======== Listed records

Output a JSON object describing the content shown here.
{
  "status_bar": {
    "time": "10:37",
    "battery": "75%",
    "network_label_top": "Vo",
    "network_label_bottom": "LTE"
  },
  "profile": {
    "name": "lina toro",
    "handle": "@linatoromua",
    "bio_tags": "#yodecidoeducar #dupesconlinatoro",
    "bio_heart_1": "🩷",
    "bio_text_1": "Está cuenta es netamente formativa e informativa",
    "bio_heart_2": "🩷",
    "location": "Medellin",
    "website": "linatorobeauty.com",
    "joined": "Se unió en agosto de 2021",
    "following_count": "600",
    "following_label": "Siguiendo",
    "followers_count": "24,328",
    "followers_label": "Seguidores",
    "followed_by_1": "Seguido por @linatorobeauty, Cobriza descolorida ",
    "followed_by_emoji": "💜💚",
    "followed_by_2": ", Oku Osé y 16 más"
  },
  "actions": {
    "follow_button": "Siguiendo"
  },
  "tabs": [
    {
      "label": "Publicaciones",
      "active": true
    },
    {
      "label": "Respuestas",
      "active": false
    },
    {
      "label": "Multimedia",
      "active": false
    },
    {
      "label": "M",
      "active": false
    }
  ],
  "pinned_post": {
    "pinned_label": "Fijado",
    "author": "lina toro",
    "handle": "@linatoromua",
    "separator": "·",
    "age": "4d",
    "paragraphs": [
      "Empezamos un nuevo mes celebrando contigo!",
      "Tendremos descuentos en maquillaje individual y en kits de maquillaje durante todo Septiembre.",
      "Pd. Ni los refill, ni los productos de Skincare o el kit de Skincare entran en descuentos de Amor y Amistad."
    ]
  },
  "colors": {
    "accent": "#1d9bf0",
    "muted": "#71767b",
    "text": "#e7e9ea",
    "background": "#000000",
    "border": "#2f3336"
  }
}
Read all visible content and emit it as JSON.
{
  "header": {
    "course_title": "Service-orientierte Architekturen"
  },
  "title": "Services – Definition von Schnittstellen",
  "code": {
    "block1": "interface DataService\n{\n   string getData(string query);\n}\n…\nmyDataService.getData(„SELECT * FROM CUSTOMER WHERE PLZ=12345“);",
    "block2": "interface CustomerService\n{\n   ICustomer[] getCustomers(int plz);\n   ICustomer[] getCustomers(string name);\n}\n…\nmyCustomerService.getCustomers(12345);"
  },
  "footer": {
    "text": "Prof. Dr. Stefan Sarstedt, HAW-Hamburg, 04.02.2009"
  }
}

================

Requirement: Please reproduce each line exactly as written.

Expected answer:
Output a JSON object describing the content shown here.
{
  "status_bar": {
    "time": "10:37",
    "battery": "75%",
    "network_label_top": "Vo",
    "network_label_bottom": "LTE"
  },
  "profile": {
    "name": "lina toro",
    "handle": "@linatoromua",
    "bio_tags": "#yodecidoeducar #dupesconlinatoro",
    "bio_heart_1": "🩷",
    "bio_text_1": "Está cuenta es netamente formativa e informativa",
    "bio_heart_2": "🩷",
    "location": "Medellin",
    "website": "linatorobeauty.com",
    "joined": "Se unió en agosto de 2021",
    "following_count": "600",
    "following_label": "Siguiendo",
    "followers_count": "24,328",
    "followers_label": "Seguidores",
    "followed_by_1": "Seguido por @linatorobeauty, Cobriza descolorida ",
    "followed_by_emoji": "💜💚",
    "followed_by_2": ", Oku Osé y 16 más"
  },
  "actions": {
    "follow_button": "Siguiendo"
  },
  "tabs": [
    {
      "label": "Publicaciones",
      "active": true
    },
    {
      "label": "Respuestas",
      "active": false
    },
    {
      "label": "Multimedia",
      "active": false
    },
    {
      "label": "M",
      "active": false
    }
  ],
  "pinned_post": {
    "pinned_label": "Fijado",
    "author": "lina toro",
    "handle": "@linatoromua",
    "separator": "·",
    "age": "4d",
    "paragraphs": [
      "Empezamos un nuevo mes celebrando contigo!",
      "Tendremos descuentos en maquillaje individual y en kits de maquillaje durante todo Septiembre.",
      "Pd. Ni los refill, ni los productos de Skincare o el kit de Skincare entran en descuentos de Amor y Amistad."
    ]
  },
  "colors": {
    "accent": "#1d9bf0",
    "muted": "#71767b",
    "text": "#e7e9ea",
    "background": "#000000",
    "border": "#2f3336"
  }
}
Read all visible content and emit it as JSON.
{
  "header": {
    "course_title": "Service-orientierte Architekturen"
  },
  "title": "Services – Definition von Schnittstellen",
  "code": {
    "block1": "interface DataService\n{\n   string getData(string query);\n}\n…\nmyDataService.getData(„SELECT * FROM CUSTOMER WHERE PLZ=12345“);",
    "block2": "interface CustomerService\n{\n   ICustomer[] getCustomers(int plz);\n   ICustomer[] getCustomers(string name);\n}\n…\nmyCustomerService.getCustomers(12345);"
  },
  "footer": {
    "text": "Prof. Dr. Stefan Sarstedt, HAW-Hamburg, 04.02.2009"
  }
}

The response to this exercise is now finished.